Instruction » Pull out every line below containing the word "placeholder".

Data lines »
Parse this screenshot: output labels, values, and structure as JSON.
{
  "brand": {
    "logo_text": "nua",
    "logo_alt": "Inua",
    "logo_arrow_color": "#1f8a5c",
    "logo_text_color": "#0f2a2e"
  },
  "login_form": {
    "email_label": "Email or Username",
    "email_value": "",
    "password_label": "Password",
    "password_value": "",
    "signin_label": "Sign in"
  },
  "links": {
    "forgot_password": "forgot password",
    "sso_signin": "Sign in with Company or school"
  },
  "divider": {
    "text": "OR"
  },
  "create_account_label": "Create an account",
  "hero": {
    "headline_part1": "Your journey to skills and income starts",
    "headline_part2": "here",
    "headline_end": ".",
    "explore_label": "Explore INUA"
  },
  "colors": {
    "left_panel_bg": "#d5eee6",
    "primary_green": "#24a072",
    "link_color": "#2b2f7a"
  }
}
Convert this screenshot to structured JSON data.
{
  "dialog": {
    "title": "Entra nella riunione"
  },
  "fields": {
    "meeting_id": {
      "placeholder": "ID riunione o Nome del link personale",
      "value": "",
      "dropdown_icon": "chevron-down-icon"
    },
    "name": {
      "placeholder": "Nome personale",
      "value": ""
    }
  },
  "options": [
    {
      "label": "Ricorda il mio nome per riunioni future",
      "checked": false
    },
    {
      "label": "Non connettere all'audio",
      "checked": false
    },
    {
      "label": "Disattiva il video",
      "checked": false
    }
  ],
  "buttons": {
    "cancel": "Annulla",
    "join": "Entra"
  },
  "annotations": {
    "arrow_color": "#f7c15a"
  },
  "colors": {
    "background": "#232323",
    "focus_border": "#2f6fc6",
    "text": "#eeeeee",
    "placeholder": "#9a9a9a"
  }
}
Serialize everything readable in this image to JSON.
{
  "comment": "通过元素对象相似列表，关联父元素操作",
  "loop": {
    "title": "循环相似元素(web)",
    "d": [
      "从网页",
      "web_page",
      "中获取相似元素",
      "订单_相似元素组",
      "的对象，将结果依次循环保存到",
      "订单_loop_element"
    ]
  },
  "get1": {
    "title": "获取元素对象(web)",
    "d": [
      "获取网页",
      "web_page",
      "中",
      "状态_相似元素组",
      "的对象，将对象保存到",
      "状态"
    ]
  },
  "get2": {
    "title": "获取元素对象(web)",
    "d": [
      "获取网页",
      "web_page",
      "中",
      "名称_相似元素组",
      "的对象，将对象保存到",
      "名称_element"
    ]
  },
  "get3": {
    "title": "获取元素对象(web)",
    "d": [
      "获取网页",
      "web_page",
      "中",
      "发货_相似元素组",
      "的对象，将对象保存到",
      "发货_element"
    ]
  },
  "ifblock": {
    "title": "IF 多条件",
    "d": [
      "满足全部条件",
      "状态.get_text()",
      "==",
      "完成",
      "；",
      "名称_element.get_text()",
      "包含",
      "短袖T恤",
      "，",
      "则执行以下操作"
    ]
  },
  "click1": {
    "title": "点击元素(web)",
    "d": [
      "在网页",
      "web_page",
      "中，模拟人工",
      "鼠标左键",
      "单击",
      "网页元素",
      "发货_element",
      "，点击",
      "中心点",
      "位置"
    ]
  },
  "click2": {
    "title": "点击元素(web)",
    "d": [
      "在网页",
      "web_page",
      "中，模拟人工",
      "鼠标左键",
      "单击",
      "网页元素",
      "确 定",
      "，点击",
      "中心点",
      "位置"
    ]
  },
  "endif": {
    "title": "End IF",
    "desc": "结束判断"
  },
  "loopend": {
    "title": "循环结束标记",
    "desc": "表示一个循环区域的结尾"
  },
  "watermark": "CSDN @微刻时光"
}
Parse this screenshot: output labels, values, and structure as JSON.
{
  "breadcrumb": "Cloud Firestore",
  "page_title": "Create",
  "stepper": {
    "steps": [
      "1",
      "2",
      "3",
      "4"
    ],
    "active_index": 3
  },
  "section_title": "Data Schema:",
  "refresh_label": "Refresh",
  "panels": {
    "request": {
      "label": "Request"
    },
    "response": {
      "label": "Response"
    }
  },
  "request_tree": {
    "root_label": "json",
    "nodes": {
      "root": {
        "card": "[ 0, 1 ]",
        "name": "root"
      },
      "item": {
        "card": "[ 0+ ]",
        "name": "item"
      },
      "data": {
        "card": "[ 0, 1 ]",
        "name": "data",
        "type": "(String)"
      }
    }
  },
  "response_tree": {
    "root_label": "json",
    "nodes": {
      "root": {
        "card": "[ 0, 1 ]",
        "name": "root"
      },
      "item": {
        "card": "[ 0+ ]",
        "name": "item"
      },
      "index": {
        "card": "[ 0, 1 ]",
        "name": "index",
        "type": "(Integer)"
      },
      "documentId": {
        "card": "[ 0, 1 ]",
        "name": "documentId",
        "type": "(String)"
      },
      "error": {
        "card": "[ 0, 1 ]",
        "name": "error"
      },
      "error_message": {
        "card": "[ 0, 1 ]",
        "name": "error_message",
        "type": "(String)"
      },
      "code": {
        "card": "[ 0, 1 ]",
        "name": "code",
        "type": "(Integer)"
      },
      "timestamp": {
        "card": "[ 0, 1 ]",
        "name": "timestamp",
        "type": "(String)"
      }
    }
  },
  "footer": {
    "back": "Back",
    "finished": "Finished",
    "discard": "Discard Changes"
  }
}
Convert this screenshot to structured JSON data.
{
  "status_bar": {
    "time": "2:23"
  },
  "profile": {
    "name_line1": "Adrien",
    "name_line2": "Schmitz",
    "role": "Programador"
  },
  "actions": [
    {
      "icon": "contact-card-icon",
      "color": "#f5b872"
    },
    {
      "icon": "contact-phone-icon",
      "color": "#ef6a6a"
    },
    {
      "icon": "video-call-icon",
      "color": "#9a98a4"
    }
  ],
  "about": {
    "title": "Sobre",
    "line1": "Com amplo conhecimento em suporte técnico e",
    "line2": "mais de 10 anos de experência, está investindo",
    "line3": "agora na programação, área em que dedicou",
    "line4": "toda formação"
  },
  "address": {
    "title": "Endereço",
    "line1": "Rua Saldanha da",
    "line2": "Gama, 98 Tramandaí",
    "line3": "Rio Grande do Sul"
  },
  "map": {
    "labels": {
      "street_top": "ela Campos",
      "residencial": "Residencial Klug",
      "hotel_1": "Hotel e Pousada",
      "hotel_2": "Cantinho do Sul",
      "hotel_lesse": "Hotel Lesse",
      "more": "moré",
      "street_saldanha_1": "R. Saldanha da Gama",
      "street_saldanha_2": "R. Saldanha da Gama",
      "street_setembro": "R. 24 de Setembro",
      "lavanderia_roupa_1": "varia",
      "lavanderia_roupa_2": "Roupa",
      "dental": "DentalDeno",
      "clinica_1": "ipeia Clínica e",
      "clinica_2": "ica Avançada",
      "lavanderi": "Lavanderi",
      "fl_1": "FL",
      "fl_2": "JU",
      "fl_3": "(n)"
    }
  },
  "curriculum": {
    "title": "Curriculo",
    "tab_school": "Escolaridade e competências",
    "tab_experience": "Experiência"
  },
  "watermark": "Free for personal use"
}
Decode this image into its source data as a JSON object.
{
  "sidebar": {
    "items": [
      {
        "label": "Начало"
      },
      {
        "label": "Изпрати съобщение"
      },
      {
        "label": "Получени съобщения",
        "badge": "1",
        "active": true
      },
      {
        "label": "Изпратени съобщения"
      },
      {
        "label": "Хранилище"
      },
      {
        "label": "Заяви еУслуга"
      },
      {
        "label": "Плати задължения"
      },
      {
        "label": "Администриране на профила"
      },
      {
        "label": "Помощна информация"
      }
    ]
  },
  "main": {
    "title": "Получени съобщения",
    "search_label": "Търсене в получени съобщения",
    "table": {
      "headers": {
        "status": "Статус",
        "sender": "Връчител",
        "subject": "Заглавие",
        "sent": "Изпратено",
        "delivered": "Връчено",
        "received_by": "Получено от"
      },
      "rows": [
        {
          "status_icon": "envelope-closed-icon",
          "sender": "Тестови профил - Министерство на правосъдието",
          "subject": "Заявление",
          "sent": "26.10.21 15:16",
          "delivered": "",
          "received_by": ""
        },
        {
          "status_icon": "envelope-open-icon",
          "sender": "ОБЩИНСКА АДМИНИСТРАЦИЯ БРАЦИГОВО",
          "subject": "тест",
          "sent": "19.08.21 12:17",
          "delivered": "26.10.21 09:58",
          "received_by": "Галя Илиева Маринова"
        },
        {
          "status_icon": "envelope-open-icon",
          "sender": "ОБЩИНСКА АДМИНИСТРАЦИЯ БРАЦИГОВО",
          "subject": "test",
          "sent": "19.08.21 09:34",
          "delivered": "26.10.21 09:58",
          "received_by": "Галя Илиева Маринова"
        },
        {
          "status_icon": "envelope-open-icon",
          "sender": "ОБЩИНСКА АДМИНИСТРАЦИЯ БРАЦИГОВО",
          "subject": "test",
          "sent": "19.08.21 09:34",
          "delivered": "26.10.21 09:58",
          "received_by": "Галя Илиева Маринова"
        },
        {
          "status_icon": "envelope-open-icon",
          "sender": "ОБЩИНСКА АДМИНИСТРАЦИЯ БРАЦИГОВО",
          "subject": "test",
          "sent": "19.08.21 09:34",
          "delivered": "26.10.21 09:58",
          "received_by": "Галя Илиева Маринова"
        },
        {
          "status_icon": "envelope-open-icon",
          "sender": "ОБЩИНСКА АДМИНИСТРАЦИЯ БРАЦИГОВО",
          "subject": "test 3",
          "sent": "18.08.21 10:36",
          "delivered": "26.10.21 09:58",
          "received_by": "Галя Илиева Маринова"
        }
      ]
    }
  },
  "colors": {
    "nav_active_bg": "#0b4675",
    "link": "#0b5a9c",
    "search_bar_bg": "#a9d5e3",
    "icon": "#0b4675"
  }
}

Solution to this exercise »
      "placeholder": "ID riunione o Nome del link personale",
      "placeholder": "Nome personale",
    "placeholder": "#9a9a9a"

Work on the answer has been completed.